Goal »
From the records below, give the number of lines that contain the string "Model", without any other text.

Dataset rows »
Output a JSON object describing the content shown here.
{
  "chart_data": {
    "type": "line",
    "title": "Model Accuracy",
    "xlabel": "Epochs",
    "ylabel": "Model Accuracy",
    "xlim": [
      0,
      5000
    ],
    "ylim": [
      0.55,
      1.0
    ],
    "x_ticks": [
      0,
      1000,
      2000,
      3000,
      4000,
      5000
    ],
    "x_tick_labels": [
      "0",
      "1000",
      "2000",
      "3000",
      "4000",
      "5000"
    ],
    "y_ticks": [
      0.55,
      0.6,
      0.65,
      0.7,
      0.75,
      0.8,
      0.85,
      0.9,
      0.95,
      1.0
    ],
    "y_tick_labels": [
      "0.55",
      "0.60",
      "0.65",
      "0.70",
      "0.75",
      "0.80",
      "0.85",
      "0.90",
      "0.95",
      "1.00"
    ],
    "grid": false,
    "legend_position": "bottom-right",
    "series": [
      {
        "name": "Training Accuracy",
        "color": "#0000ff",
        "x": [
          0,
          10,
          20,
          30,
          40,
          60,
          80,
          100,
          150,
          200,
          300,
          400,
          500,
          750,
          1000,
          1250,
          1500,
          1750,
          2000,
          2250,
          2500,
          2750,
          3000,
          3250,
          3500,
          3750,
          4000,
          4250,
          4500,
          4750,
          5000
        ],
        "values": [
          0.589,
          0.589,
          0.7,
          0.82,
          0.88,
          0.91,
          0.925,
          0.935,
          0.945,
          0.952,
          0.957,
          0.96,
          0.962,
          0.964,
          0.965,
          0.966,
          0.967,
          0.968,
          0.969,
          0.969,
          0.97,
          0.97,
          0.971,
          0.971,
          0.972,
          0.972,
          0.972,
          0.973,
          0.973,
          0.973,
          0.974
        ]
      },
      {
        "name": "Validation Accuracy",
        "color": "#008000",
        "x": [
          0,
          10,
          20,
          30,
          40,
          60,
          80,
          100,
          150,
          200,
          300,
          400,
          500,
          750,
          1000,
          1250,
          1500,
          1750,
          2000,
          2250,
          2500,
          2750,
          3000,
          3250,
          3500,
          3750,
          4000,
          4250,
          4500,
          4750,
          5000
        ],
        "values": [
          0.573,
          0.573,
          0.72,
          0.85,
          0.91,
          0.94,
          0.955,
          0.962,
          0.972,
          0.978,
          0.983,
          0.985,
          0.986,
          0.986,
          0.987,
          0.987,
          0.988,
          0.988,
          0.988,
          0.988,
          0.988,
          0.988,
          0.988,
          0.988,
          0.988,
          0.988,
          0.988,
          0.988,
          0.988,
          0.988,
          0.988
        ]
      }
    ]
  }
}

Answer to the problem »
2